■ What the task requires: Skip the pictures and extract all of the lines exactly as written.

______________________________

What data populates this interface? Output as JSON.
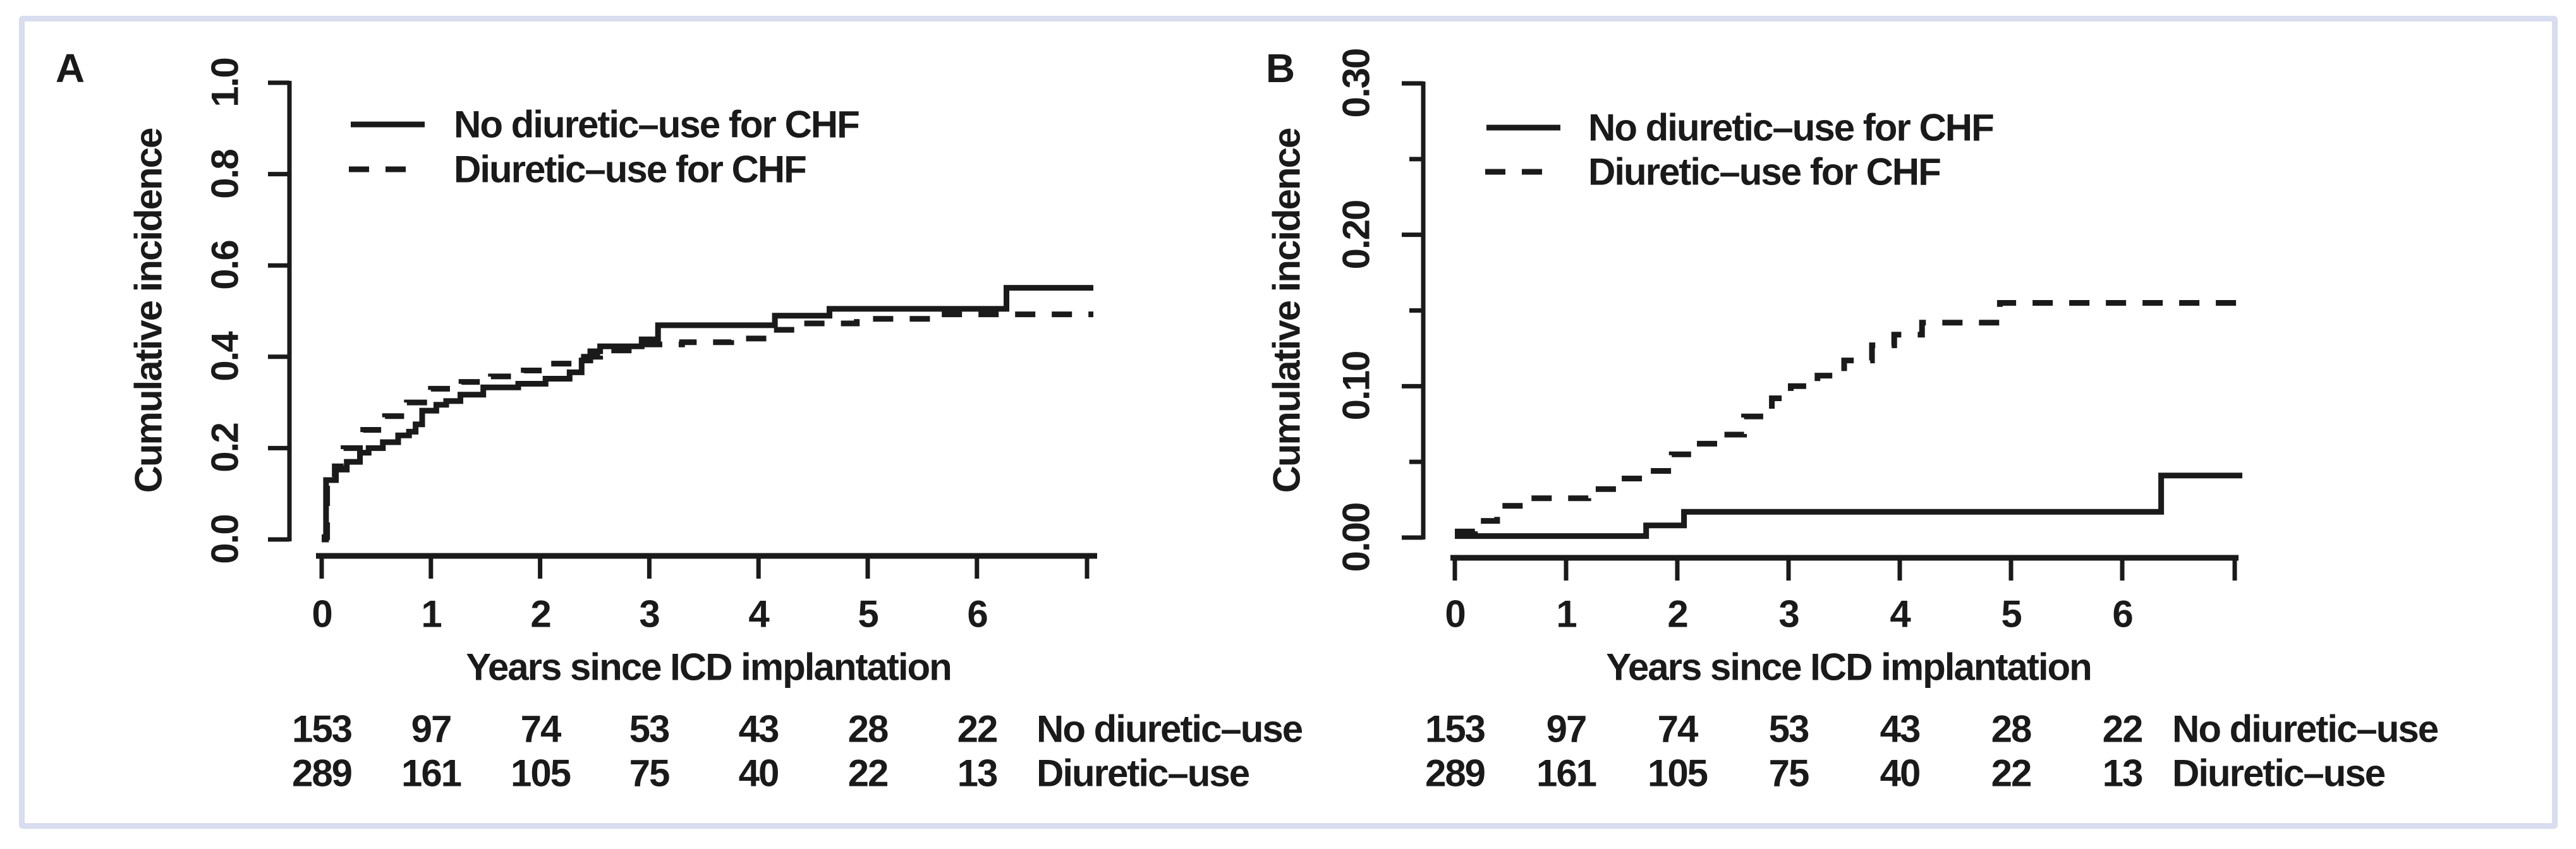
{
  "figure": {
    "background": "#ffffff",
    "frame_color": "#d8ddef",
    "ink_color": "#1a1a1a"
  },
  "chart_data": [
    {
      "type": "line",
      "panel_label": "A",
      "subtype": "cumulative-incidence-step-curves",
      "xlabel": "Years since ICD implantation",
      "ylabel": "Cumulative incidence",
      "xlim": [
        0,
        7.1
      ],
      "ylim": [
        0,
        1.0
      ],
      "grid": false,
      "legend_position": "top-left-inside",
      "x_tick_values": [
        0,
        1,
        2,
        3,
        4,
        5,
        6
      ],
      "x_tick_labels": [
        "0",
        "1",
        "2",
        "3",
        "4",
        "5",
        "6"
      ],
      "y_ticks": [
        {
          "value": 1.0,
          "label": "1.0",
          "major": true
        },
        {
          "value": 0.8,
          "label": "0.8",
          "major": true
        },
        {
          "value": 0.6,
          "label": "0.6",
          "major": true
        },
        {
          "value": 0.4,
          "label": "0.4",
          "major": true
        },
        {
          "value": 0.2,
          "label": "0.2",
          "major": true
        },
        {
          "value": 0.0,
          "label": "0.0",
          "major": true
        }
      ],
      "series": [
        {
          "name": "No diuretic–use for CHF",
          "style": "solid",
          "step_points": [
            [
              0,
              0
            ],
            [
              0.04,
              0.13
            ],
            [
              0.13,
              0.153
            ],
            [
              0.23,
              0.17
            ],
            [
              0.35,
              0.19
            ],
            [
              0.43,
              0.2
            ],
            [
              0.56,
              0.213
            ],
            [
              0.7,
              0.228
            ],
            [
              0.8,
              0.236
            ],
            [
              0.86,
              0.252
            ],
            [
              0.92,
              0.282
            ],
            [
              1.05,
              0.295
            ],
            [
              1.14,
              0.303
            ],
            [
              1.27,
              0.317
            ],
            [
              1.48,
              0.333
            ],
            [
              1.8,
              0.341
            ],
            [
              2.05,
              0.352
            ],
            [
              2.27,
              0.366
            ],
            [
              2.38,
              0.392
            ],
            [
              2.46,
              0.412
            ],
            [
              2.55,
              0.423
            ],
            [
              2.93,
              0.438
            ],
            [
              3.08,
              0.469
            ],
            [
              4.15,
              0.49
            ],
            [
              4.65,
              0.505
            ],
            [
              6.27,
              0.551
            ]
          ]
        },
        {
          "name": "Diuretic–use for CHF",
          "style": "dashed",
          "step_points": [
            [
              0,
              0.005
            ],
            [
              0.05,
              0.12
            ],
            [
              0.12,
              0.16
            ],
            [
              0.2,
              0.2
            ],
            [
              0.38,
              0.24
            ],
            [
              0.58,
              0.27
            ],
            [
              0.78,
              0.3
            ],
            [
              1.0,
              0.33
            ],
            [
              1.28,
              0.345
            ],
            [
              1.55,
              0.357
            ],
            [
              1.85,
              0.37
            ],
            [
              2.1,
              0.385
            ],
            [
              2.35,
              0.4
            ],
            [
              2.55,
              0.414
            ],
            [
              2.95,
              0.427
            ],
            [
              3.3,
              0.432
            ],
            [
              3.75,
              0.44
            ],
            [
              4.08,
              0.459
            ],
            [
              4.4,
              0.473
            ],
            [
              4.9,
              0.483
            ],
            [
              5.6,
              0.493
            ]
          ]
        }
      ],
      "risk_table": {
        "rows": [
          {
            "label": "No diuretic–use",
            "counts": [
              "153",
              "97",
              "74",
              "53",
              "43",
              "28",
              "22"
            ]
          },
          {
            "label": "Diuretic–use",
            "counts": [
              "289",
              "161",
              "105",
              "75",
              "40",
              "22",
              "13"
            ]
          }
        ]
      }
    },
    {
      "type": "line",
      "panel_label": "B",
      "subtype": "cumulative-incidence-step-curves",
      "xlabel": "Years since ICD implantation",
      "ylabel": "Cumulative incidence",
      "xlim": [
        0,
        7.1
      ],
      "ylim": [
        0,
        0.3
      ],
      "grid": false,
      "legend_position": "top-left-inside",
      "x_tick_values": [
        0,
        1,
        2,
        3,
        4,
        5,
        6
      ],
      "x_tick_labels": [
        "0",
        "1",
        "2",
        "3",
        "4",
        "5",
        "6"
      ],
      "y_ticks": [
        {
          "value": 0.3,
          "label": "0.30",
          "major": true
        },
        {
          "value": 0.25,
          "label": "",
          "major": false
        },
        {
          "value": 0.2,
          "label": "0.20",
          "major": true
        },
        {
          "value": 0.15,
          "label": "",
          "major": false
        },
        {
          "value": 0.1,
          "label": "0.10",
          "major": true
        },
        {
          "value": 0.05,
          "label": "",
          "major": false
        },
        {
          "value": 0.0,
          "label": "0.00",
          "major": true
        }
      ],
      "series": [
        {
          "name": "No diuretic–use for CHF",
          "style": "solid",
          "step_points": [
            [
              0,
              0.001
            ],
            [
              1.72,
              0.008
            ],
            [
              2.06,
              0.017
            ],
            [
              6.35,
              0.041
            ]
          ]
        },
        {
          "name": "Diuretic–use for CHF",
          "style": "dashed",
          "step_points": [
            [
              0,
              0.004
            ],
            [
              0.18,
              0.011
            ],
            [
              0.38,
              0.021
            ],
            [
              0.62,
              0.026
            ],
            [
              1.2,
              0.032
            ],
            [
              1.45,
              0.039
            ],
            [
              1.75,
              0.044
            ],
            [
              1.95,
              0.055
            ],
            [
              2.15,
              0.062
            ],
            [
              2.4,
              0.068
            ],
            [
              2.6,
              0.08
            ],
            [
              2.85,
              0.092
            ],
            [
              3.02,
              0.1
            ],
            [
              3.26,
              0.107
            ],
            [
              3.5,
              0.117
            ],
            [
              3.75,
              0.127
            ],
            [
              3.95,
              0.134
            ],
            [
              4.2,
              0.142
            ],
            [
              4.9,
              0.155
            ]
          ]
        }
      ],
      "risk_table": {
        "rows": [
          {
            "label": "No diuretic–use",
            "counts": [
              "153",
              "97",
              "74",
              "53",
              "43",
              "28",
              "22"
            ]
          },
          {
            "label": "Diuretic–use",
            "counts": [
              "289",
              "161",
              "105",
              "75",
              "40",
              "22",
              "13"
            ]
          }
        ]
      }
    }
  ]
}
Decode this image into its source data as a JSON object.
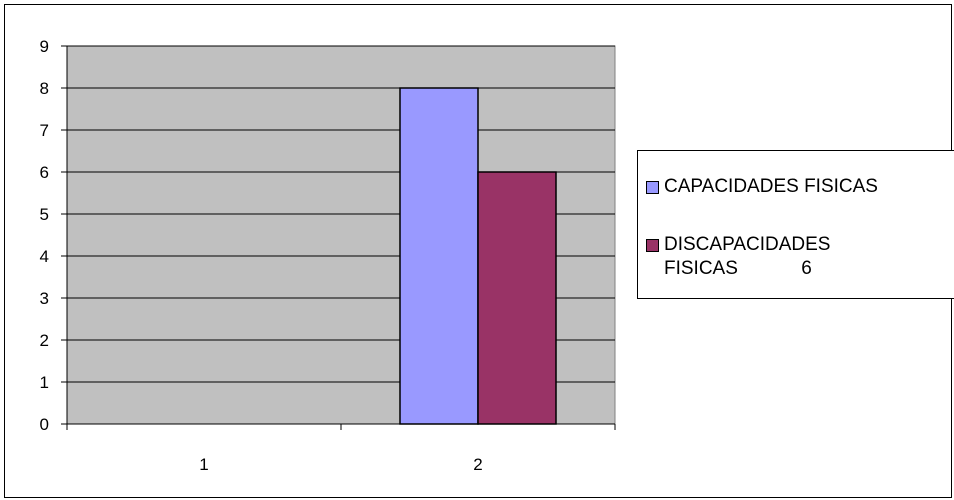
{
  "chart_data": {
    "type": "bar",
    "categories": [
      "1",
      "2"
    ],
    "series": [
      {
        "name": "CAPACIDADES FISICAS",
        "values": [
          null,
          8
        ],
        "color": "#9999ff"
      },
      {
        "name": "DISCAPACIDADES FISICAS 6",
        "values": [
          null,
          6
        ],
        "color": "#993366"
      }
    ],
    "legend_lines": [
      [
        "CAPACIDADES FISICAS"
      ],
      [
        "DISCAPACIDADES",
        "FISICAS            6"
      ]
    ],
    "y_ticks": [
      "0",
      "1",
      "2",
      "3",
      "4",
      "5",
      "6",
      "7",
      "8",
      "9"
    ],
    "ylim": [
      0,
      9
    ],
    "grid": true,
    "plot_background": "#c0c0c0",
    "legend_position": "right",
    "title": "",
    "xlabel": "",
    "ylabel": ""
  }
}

______________________________

■ Worked answer:
What data populates this interface? Output as JSON.
{
  "figure": {
    "background": "#ffffff",
    "frame_color": "#d8ddef",
    "ink_color": "#1a1a1a"
  },
  "chart_data": [
    {
      "type": "line",
      "panel_label": "A",
      "subtype": "cumulative-incidence-step-curves",
      "xlabel": "Years since ICD implantation",
      "ylabel": "Cumulative incidence",
      "xlim": [
        0,
        7.1
      ],
      "ylim": [
        0,
        1.0
      ],
      "grid": false,
      "legend_position": "top-left-inside",
      "x_tick_values": [
        0,
        1,
        2,
        3,
        4,
        5,
        6
      ],
      "x_tick_labels": [
        "0",
        "1",
        "2",
        "3",
        "4",
        "5",
        "6"
      ],
      "y_ticks": [
        {
          "value": 1.0,
          "label": "1.0",
          "major": true
        },
        {
          "value": 0.8,
          "label": "0.8",
          "major": true
        },
        {
          "value": 0.6,
          "label": "0.6",
          "major": true
        },
        {
          "value": 0.4,
          "label": "0.4",
          "major": true
        },
        {
          "value": 0.2,
          "label": "0.2",
          "major": true
        },
        {
          "value": 0.0,
          "label": "0.0",
          "major": true
        }
      ],
      "series": [
        {
          "name": "No diuretic–use for CHF",
          "style": "solid",
          "step_points": [
            [
              0,
              0
            ],
            [
              0.04,
              0.13
            ],
            [
              0.13,
              0.153
            ],
            [
              0.23,
              0.17
            ],
            [
              0.35,
              0.19
            ],
            [
              0.43,
              0.2
            ],
            [
              0.56,
              0.213
            ],
            [
              0.7,
              0.228
            ],
            [
              0.8,
              0.236
            ],
            [
              0.86,
              0.252
            ],
            [
              0.92,
              0.282
            ],
            [
              1.05,
              0.295
            ],
            [
              1.14,
              0.303
            ],
            [
              1.27,
              0.317
            ],
            [
              1.48,
              0.333
            ],
            [
              1.8,
              0.341
            ],
            [
              2.05,
              0.352
            ],
            [
              2.27,
              0.366
            ],
            [
              2.38,
              0.392
            ],
            [
              2.46,
              0.412
            ],
            [
              2.55,
              0.423
            ],
            [
              2.93,
              0.438
            ],
            [
              3.08,
              0.469
            ],
            [
              4.15,
              0.49
            ],
            [
              4.65,
              0.505
            ],
            [
              6.27,
              0.551
            ]
          ]
        },
        {
          "name": "Diuretic–use for CHF",
          "style": "dashed",
          "step_points": [
            [
              0,
              0.005
            ],
            [
              0.05,
              0.12
            ],
            [
              0.12,
              0.16
            ],
            [
              0.2,
              0.2
            ],
            [
              0.38,
              0.24
            ],
            [
              0.58,
              0.27
            ],
            [
              0.78,
              0.3
            ],
            [
              1.0,
              0.33
            ],
            [
              1.28,
              0.345
            ],
            [
              1.55,
              0.357
            ],
            [
              1.85,
              0.37
            ],
            [
              2.1,
              0.385
            ],
            [
              2.35,
              0.4
            ],
            [
              2.55,
              0.414
            ],
            [
              2.95,
              0.427
            ],
            [
              3.3,
              0.432
            ],
            [
              3.75,
              0.44
            ],
            [
              4.08,
              0.459
            ],
            [
              4.4,
              0.473
            ],
            [
              4.9,
              0.483
            ],
            [
              5.6,
              0.493
            ]
          ]
        }
      ],
      "risk_table": {
        "rows": [
          {
            "label": "No diuretic–use",
            "counts": [
              "153",
              "97",
              "74",
              "53",
              "43",
              "28",
              "22"
            ]
          },
          {
            "label": "Diuretic–use",
            "counts": [
              "289",
              "161",
              "105",
              "75",
              "40",
              "22",
              "13"
            ]
          }
        ]
      }
    },
    {
      "type": "line",
      "panel_label": "B",
      "subtype": "cumulative-incidence-step-curves",
      "xlabel": "Years since ICD implantation",
      "ylabel": "Cumulative incidence",
      "xlim": [
        0,
        7.1
      ],
      "ylim": [
        0,
        0.3
      ],
      "grid": false,
      "legend_position": "top-left-inside",
      "x_tick_values": [
        0,
        1,
        2,
        3,
        4,
        5,
        6
      ],
      "x_tick_labels": [
        "0",
        "1",
        "2",
        "3",
        "4",
        "5",
        "6"
      ],
      "y_ticks": [
        {
          "value": 0.3,
          "label": "0.30",
          "major": true
        },
        {
          "value": 0.25,
          "label": "",
          "major": false
        },
        {
          "value": 0.2,
          "label": "0.20",
          "major": true
        },
        {
          "value": 0.15,
          "label": "",
          "major": false
        },
        {
          "value": 0.1,
          "label": "0.10",
          "major": true
        },
        {
          "value": 0.05,
          "label": "",
          "major": false
        },
        {
          "value": 0.0,
          "label": "0.00",
          "major": true
        }
      ],
      "series": [
        {
          "name": "No diuretic–use for CHF",
          "style": "solid",
          "step_points": [
            [
              0,
              0.001
            ],
            [
              1.72,
              0.008
            ],
            [
              2.06,
              0.017
            ],
            [
              6.35,
              0.041
            ]
          ]
        },
        {
          "name": "Diuretic–use for CHF",
          "style": "dashed",
          "step_points": [
            [
              0,
              0.004
            ],
            [
              0.18,
              0.011
            ],
            [
              0.38,
              0.021
            ],
            [
              0.62,
              0.026
            ],
            [
              1.2,
              0.032
            ],
            [
              1.45,
              0.039
            ],
            [
              1.75,
              0.044
            ],
            [
              1.95,
              0.055
            ],
            [
              2.15,
              0.062
            ],
            [
              2.4,
              0.068
            ],
            [
              2.6,
              0.08
            ],
            [
              2.85,
              0.092
            ],
            [
              3.02,
              0.1
            ],
            [
              3.26,
              0.107
            ],
            [
              3.5,
              0.117
            ],
            [
              3.75,
              0.127
            ],
            [
              3.95,
              0.134
            ],
            [
              4.2,
              0.142
            ],
            [
              4.9,
              0.155
            ]
          ]
        }
      ],
      "risk_table": {
        "rows": [
          {
            "label": "No diuretic–use",
            "counts": [
              "153",
              "97",
              "74",
              "53",
              "43",
              "28",
              "22"
            ]
          },
          {
            "label": "Diuretic–use",
            "counts": [
              "289",
              "161",
              "105",
              "75",
              "40",
              "22",
              "13"
            ]
          }
        ]
      }
    }
  ]
}
Decode this image into its source data as a JSON object.
{
  "chart_data": {
    "type": "bar",
    "categories": [
      "1",
      "2"
    ],
    "series": [
      {
        "name": "CAPACIDADES FISICAS",
        "values": [
          null,
          8
        ],
        "color": "#9999ff"
      },
      {
        "name": "DISCAPACIDADES FISICAS 6",
        "values": [
          null,
          6
        ],
        "color": "#993366"
      }
    ],
    "legend_lines": [
      [
        "CAPACIDADES FISICAS"
      ],
      [
        "DISCAPACIDADES",
        "FISICAS            6"
      ]
    ],
    "y_ticks": [
      "0",
      "1",
      "2",
      "3",
      "4",
      "5",
      "6",
      "7",
      "8",
      "9"
    ],
    "ylim": [
      0,
      9
    ],
    "grid": true,
    "plot_background": "#c0c0c0",
    "legend_position": "right",
    "title": "",
    "xlabel": "",
    "ylabel": ""
  }
}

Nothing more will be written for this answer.